PROVIDED PASSAGE:
# Elyria, OH - #5 F Pretty



## pamela berger (Jun 19, 2008)

Adoptable German Shepherd Dog: Cage 5: Petfinder

*My Contact Info*


Lorain County Dog Kennel
Elyria, OH
440-326-5995


----------



## Anja1Blue (Feb 27, 2008)

Adorable fluffball - would be even prettier with a good brushing!
_____________________________________
Susan

Anja SchH3 GSD
Conor GSD
Blue BH WH T1 GSD - waiting at the Bridge


----------



## Danielle_Robb26 (Jan 9, 2009)

Look at her! She looks so happy! Can't someone help her? It would be sad for this high spirited girl to be pts.....


----------



## mcgwnlynn (Sep 20, 2009)

Someone would be proud to have this beautiful girl at their side !!!!!! She's a winner !!


----------



## pamela berger (Jun 19, 2008)

bump


----------



## pamela berger (Jun 19, 2008)

bump


----------



## Anja1Blue (Feb 27, 2008)

Hard to believe no-one has scooped up this beauty - still listed.....
____________________________________________
Susan

Anja SchH3 GSD
Conor GSD
Blue BH WH T1 GSD - waiting at the Bridge


----------



## Xira (Aug 14, 2007)

Her listing has been removed, trying to find out if she was adopted. I sure hope so.


----------



## LClark (Aug 25, 2009)

She was adopted


----------



## Xira (Aug 14, 2007)

*Thanks for letting us know.*


----------

PROVIDED INFORMATION:
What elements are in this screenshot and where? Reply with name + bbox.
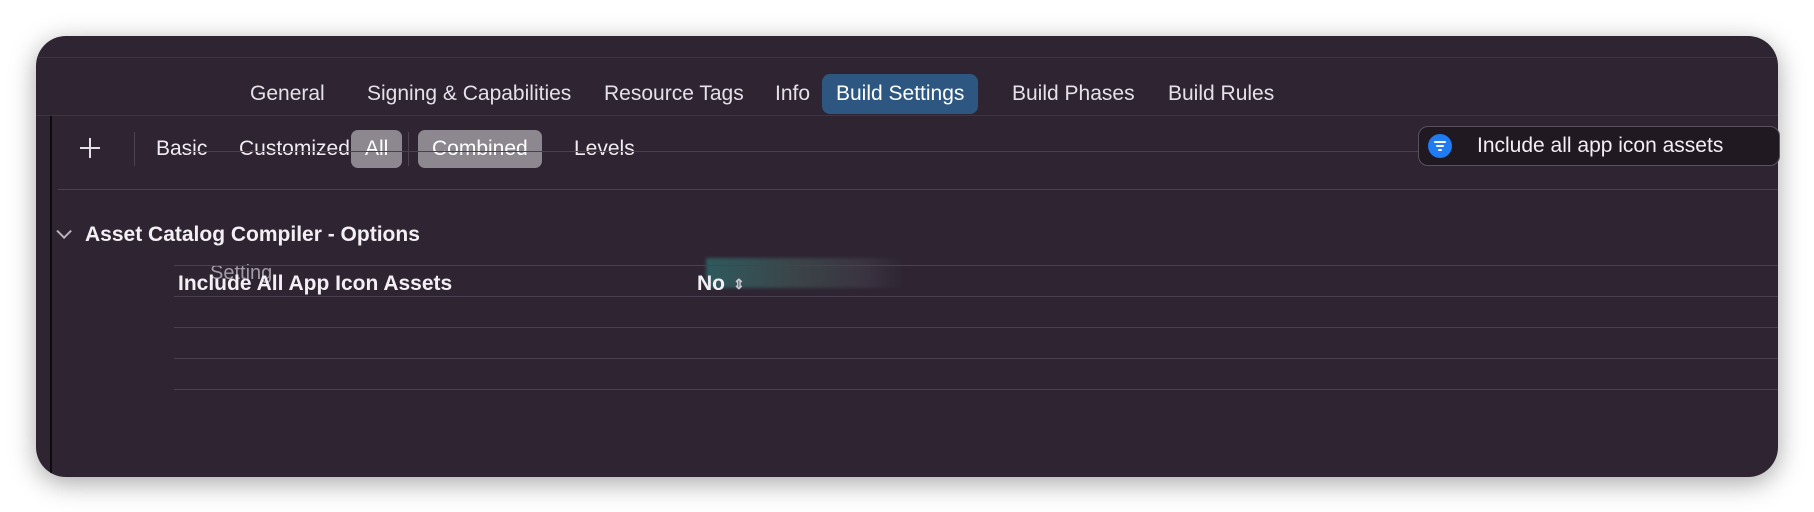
xcode-window: General Signing & Capabilities Resource …: [36, 36, 1778, 477]
setting-name-include-all-app-icon-assets[interactable]: Include All App Icon Assets: [178, 269, 452, 299]
table-row-divider: [174, 358, 1778, 359]
chevron-down-icon[interactable]: [56, 223, 72, 240]
search-filter-field[interactable]: Include all app icon assets: [1418, 126, 1780, 166]
tab-info[interactable]: Info: [761, 74, 824, 114]
setting-value: No: [697, 272, 725, 295]
tab-build-rules[interactable]: Build Rules: [1154, 74, 1288, 114]
popup-stepper-icon: ⇕: [733, 276, 745, 292]
table-row-divider: [174, 389, 1778, 390]
table-row-divider: [174, 327, 1778, 328]
scope-all[interactable]: All: [351, 130, 403, 168]
editor-tab-bar: General Signing & Capabilities Resource …: [36, 66, 1778, 118]
tab-resource-tags[interactable]: Resource Tags: [590, 74, 758, 114]
filter-icon[interactable]: [1428, 134, 1452, 158]
plus-icon[interactable]: [76, 134, 104, 162]
section-title: Asset Catalog Compiler - Options: [85, 223, 420, 246]
scope-basic[interactable]: Basic: [142, 130, 221, 168]
divider: [36, 57, 1778, 58]
tab-signing-capabilities[interactable]: Signing & Capabilities: [353, 74, 585, 114]
section-asset-catalog-compiler-options[interactable]: Asset Catalog Compiler - Options: [56, 220, 420, 250]
view-combined[interactable]: Combined: [418, 130, 542, 168]
divider: [36, 115, 1778, 116]
toolbar-separator: [408, 132, 409, 166]
tab-build-settings[interactable]: Build Settings: [822, 74, 979, 114]
divider: [174, 265, 1778, 266]
scope-customized[interactable]: Customized: [225, 130, 364, 168]
sidebar-divider: [50, 116, 52, 477]
table-row-divider: [174, 296, 1778, 297]
tab-general[interactable]: General: [236, 74, 339, 114]
divider: [58, 189, 1778, 190]
search-filter-text: Include all app icon assets: [1477, 134, 1724, 157]
tab-build-phases[interactable]: Build Phases: [998, 74, 1149, 114]
setting-value-popup[interactable]: No ⇕: [697, 269, 745, 299]
view-levels[interactable]: Levels: [560, 130, 649, 168]
toolbar-separator: [134, 132, 135, 166]
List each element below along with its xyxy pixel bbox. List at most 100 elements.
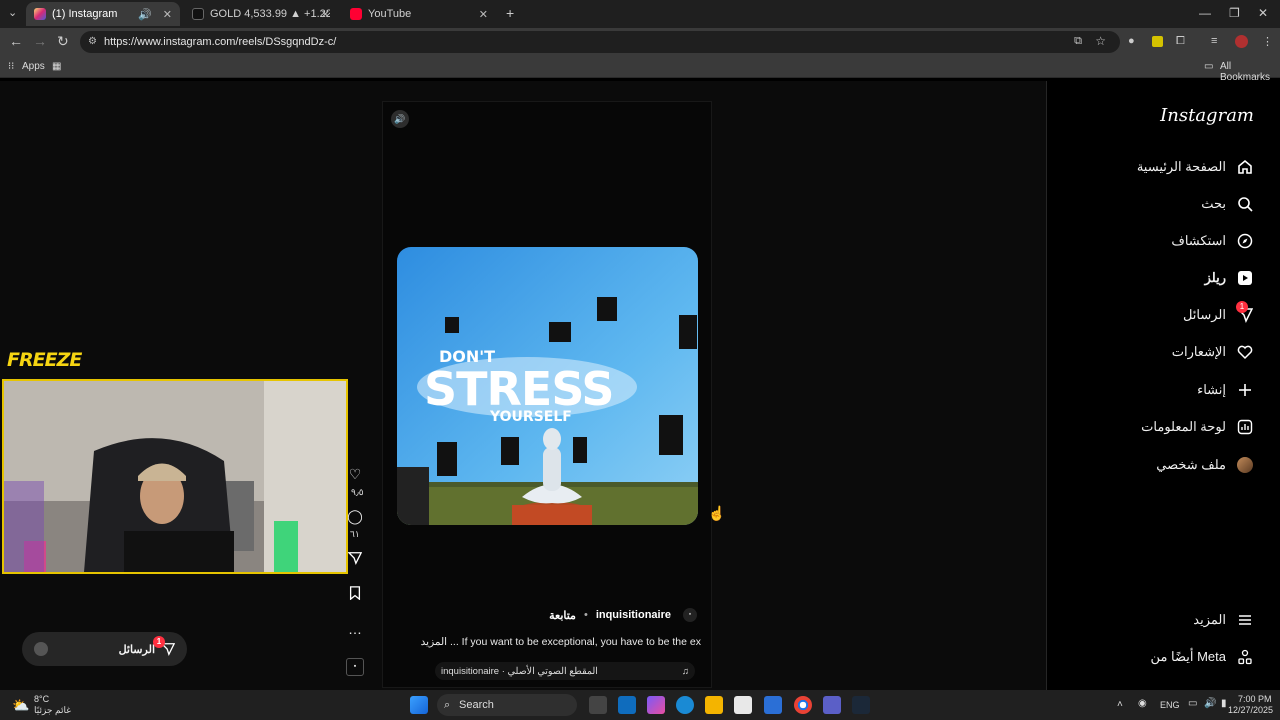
menu-dots-icon[interactable]: ⋮ — [1262, 35, 1273, 48]
reel-audio[interactable]: inquisitionaire · المقطع الصوتي الأصلي ♫ — [435, 662, 695, 680]
reel-author-name[interactable]: inquisitionaire — [596, 609, 671, 621]
nav-create[interactable]: إنشاء — [1197, 378, 1254, 402]
install-app-icon[interactable]: ⧉ — [1074, 35, 1082, 48]
language-indicator[interactable]: ENG — [1160, 700, 1180, 710]
forward-button[interactable]: → — [33, 33, 47, 49]
clock-time[interactable]: 7:00 PM — [1238, 694, 1272, 704]
instagram-logo[interactable]: Instagram — [1160, 105, 1254, 126]
nav-home[interactable]: الصفحة الرئيسية — [1137, 155, 1254, 179]
outlook-icon[interactable] — [618, 696, 636, 714]
profile-avatar-icon — [1236, 456, 1254, 474]
profile-avatar[interactable] — [1235, 35, 1248, 48]
nav-label: ملف شخصي — [1156, 457, 1226, 472]
home-icon — [1236, 158, 1254, 176]
weather-icon[interactable]: ⛅ — [12, 697, 29, 714]
chevron-up-icon[interactable]: ˄ — [1117, 699, 1123, 710]
reel-player[interactable]: 🔊 DON'T STRESS YOURSELF متابعة • inquisi… — [382, 101, 712, 688]
nav-explore[interactable]: استكشاف — [1171, 229, 1254, 253]
tab-youtube[interactable]: YouTube ✕ — [342, 2, 496, 26]
edge-icon[interactable] — [676, 696, 694, 714]
speaker-icon[interactable]: 🔊 — [138, 8, 152, 21]
nav-label: المزيد — [1193, 612, 1226, 627]
extension-dollar-icon[interactable] — [1152, 36, 1163, 47]
steam-icon[interactable] — [852, 696, 870, 714]
tradingview-favicon-icon — [192, 8, 204, 20]
more-options-icon[interactable]: … — [346, 621, 364, 637]
save-icon[interactable] — [346, 586, 364, 603]
close-tab-icon[interactable]: ✕ — [163, 8, 172, 21]
nav-also-from-meta[interactable]: أيضًا من Meta — [1151, 645, 1254, 669]
weather-temp[interactable]: 8°C — [34, 694, 49, 704]
windows-start-icon[interactable] — [410, 696, 428, 714]
minimize-button[interactable]: — — [1199, 6, 1211, 20]
nav-more[interactable]: المزيد — [1193, 608, 1254, 632]
discord-icon[interactable]: ◉ — [1138, 698, 1147, 709]
nav-notifications[interactable]: الإشعارات — [1172, 340, 1254, 364]
reading-list-icon[interactable]: ≡ — [1211, 35, 1217, 47]
teams-icon[interactable] — [823, 696, 841, 714]
volume-tray-icon[interactable]: 🔊 — [1204, 698, 1216, 709]
reel-author-row: متابعة • inquisitionaire ▪ — [549, 608, 697, 622]
tab-title: YouTube — [368, 8, 412, 20]
nav-search[interactable]: بحث — [1201, 192, 1254, 216]
separator-dot: • — [583, 609, 588, 621]
author-avatar[interactable]: ▪ — [683, 608, 697, 622]
extension-circle-icon[interactable]: ● — [1128, 35, 1135, 47]
instagram-sidebar: Instagram الصفحة الرئيسية بحث استكشاف ري… — [1046, 81, 1280, 690]
nav-label: الصفحة الرئيسية — [1136, 159, 1226, 174]
tab-instagram[interactable]: (1) Instagram 🔊 ✕ — [26, 2, 180, 26]
nav-dashboard[interactable]: لوحة المعلومات — [1141, 415, 1254, 439]
tab-gold[interactable]: GOLD 4,533.99 ▲ +1.22% Unna ✕ — [184, 2, 338, 26]
task-view-icon[interactable] — [589, 696, 607, 714]
close-tab-icon[interactable]: ✕ — [321, 8, 330, 21]
tab-groups-icon[interactable]: ▦ — [52, 61, 61, 72]
network-icon[interactable]: ▭ — [1188, 698, 1197, 709]
nav-messages[interactable]: الرسائل 1 — [1183, 301, 1254, 327]
new-tab-button[interactable]: + — [506, 5, 514, 21]
defender-icon[interactable] — [764, 696, 782, 714]
likes-count: ٩٫٥ أ — [346, 487, 364, 497]
taskbar-search[interactable]: ⌕ Search — [437, 694, 577, 716]
chrome-icon[interactable] — [794, 696, 812, 714]
apps-grid-icon: ⁝⁝ — [8, 61, 15, 72]
follow-button[interactable]: متابعة — [549, 609, 576, 622]
bookmark-star-icon[interactable]: ☆ — [1095, 34, 1106, 48]
nav-label: ريلز — [1204, 270, 1226, 285]
clock-date[interactable]: 12/27/2025 — [1228, 705, 1273, 715]
share-icon[interactable] — [346, 551, 364, 568]
back-button[interactable]: ← — [9, 33, 23, 49]
audio-label: inquisitionaire · المقطع الصوتي الأصلي — [441, 665, 598, 677]
reload-button[interactable]: ↻ — [57, 33, 69, 50]
nav-profile[interactable]: ملف شخصي — [1156, 453, 1254, 477]
all-bookmarks-link[interactable]: All Bookmarks — [1220, 61, 1280, 83]
tab-search-button[interactable]: ⌄ — [8, 6, 17, 19]
site-info-icon[interactable]: ⚙ — [88, 36, 97, 47]
reel-artwork[interactable]: DON'T STRESS YOURSELF — [397, 247, 698, 525]
weather-desc[interactable]: غائم جزئيًا — [34, 705, 71, 716]
freeze-logo: FREEZE — [7, 349, 82, 371]
battery-icon[interactable]: ▮ — [1221, 698, 1227, 709]
file-explorer-icon[interactable] — [705, 696, 723, 714]
close-tab-icon[interactable]: ✕ — [479, 8, 488, 21]
restore-button[interactable]: ❐ — [1229, 6, 1240, 20]
tab-bar: ⌄ (1) Instagram 🔊 ✕ GOLD 4,533.99 ▲ +1.2… — [0, 0, 1280, 28]
music-note-icon: ♫ — [681, 665, 689, 677]
audio-thumbnail[interactable]: ▪ — [346, 658, 364, 676]
extensions-puzzle-icon[interactable]: ⧠ — [1176, 35, 1185, 48]
address-bar[interactable]: ⚙ https://www.instagram.com/reels/DSsgqn… — [80, 31, 1120, 53]
youtube-favicon-icon — [350, 8, 362, 20]
comments-count: ٦١ — [350, 529, 360, 539]
comment-icon[interactable]: ◯ — [346, 508, 364, 525]
reel-text-middle: STRESS — [424, 362, 614, 416]
nav-reels[interactable]: ريلز — [1205, 266, 1254, 290]
store-icon[interactable] — [734, 696, 752, 714]
like-icon[interactable]: ♡ — [346, 466, 364, 483]
bookmarks-bar: ⁝⁝ Apps ▦ ▭ All Bookmarks — [0, 56, 1280, 83]
reel-caption[interactable]: If you want to be exceptional, you have … — [421, 636, 701, 648]
messages-pill[interactable]: الرسائل 1 — [22, 632, 187, 666]
volume-icon[interactable]: 🔊 — [391, 110, 409, 128]
apps-bookmark[interactable]: Apps — [22, 61, 45, 72]
copilot-icon[interactable] — [647, 696, 665, 714]
close-window-button[interactable]: ✕ — [1258, 6, 1268, 20]
nav-label: بحث — [1201, 196, 1226, 211]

GOAL A: Which usernames appear as post authors in the adoption thread? List each one once.
GOAL B: Can you copy the lines of the entries starting at the line that contains "menu-dots-icon[interactable]: ⋮ —" and ending at the line that contains "extension-dollar-icon[interactable] — [1152, 36, 1163, 47]", with both of those lines included?

COMPLETE ANSWER A:
pamela berger
Anja1Blue
Danielle_Robb26
mcgwnlynn
Xira
LClark

COMPLETE ANSWER B:
menu-dots-icon[interactable]: ⋮ — [1262, 35, 1273, 48]
reel-audio[interactable]: inquisitionaire · المقطع الصوتي الأصلي ♫ — [435, 662, 695, 680]
reel-author-name[interactable]: inquisitionaire — [596, 609, 671, 621]
nav-create[interactable]: إنشاء — [1197, 378, 1254, 402]
install-app-icon[interactable]: ⧉ — [1074, 35, 1082, 48]
language-indicator[interactable]: ENG — [1160, 700, 1180, 710]
forward-button[interactable]: → — [33, 33, 47, 49]
clock-time[interactable]: 7:00 PM — [1238, 694, 1272, 704]
instagram-logo[interactable]: Instagram — [1160, 105, 1254, 126]
nav-home[interactable]: الصفحة الرئيسية — [1137, 155, 1254, 179]
outlook-icon[interactable] — [618, 696, 636, 714]
profile-avatar-icon — [1236, 456, 1254, 474]
profile-avatar[interactable] — [1235, 35, 1248, 48]
nav-label: ملف شخصي — [1156, 457, 1226, 472]
home-icon — [1236, 158, 1254, 176]
weather-icon[interactable]: ⛅ — [12, 697, 29, 714]
chevron-up-icon[interactable]: ˄ — [1117, 699, 1123, 710]
reel-player[interactable]: 🔊 DON'T STRESS YOURSELF متابعة • inquisi… — [382, 101, 712, 688]
nav-explore[interactable]: استكشاف — [1171, 229, 1254, 253]
tab-youtube[interactable]: YouTube ✕ — [342, 2, 496, 26]
edge-icon[interactable] — [676, 696, 694, 714]
speaker-icon[interactable]: 🔊 — [138, 8, 152, 21]
nav-label: المزيد — [1193, 612, 1226, 627]
extension-dollar-icon[interactable] — [1152, 36, 1163, 47]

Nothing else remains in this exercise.